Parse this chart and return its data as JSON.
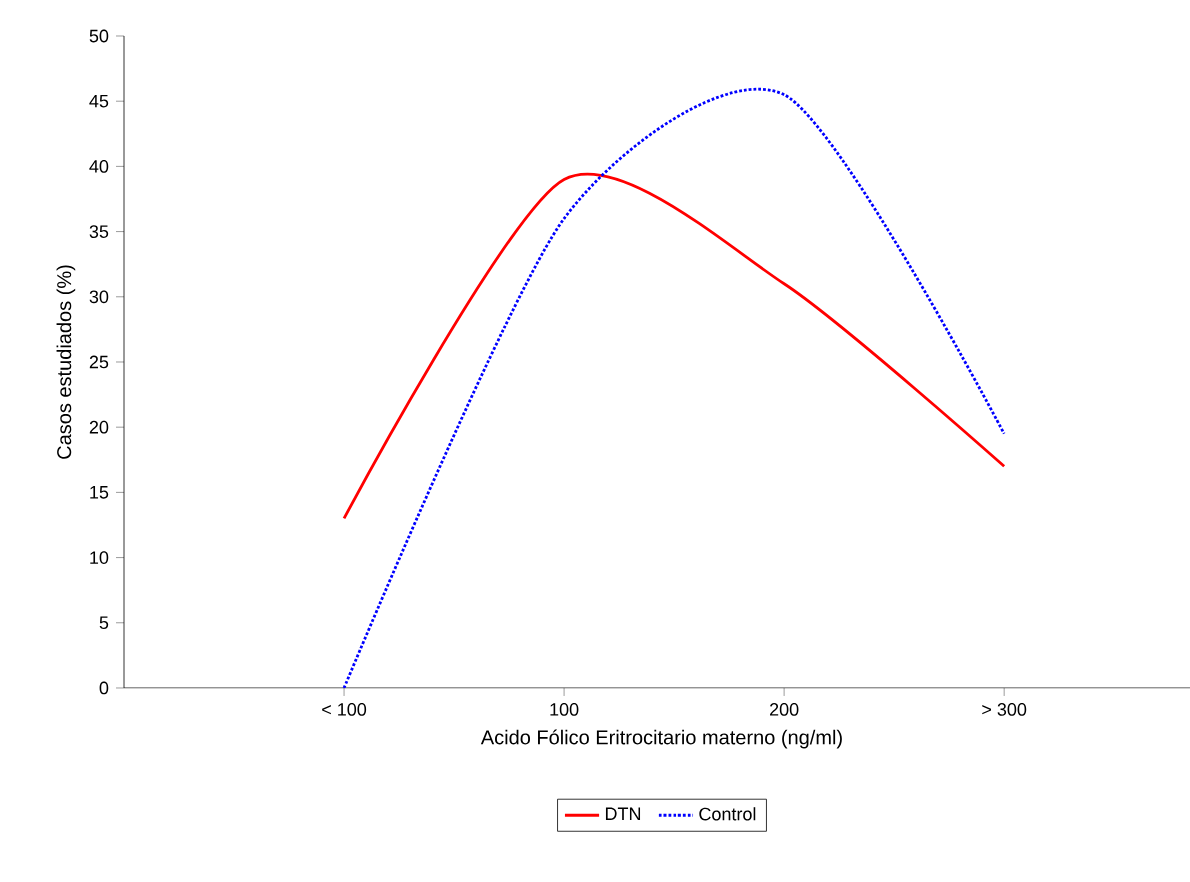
{
  "chart_data": {
    "type": "line",
    "xlabel": "Acido Fólico Eritrocitario materno (ng/ml)",
    "ylabel": "Casos estudiados (%)",
    "categories": [
      null,
      "< 100",
      "100",
      "200",
      "> 300",
      null
    ],
    "series": [
      {
        "name": "DTN",
        "color": "#ff0000",
        "line_style": "solid",
        "values": [
          null,
          13,
          39,
          31,
          17,
          null
        ]
      },
      {
        "name": "Control",
        "color": "#0000ff",
        "line_style": "dotted",
        "values": [
          null,
          0,
          36,
          45.5,
          19.5,
          null
        ]
      }
    ],
    "ylim": [
      0,
      50
    ],
    "yticks": [
      0,
      5,
      10,
      15,
      20,
      25,
      30,
      35,
      40,
      45,
      50
    ],
    "grid": false,
    "legend": "bottom",
    "marker": "none"
  }
}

--------------------------------

• **Given request**
Without the pictures, print the whole listing exactly as given.

• **Correct output**
Parse this chart and return its data as JSON.
{
  "chart_data": {
    "type": "line",
    "xlabel": "Acido Fólico Eritrocitario materno (ng/ml)",
    "ylabel": "Casos estudiados (%)",
    "categories": [
      null,
      "< 100",
      "100",
      "200",
      "> 300",
      null
    ],
    "series": [
      {
        "name": "DTN",
        "color": "#ff0000",
        "line_style": "solid",
        "values": [
          null,
          13,
          39,
          31,
          17,
          null
        ]
      },
      {
        "name": "Control",
        "color": "#0000ff",
        "line_style": "dotted",
        "values": [
          null,
          0,
          36,
          45.5,
          19.5,
          null
        ]
      }
    ],
    "ylim": [
      0,
      50
    ],
    "yticks": [
      0,
      5,
      10,
      15,
      20,
      25,
      30,
      35,
      40,
      45,
      50
    ],
    "grid": false,
    "legend": "bottom",
    "marker": "none"
  }
}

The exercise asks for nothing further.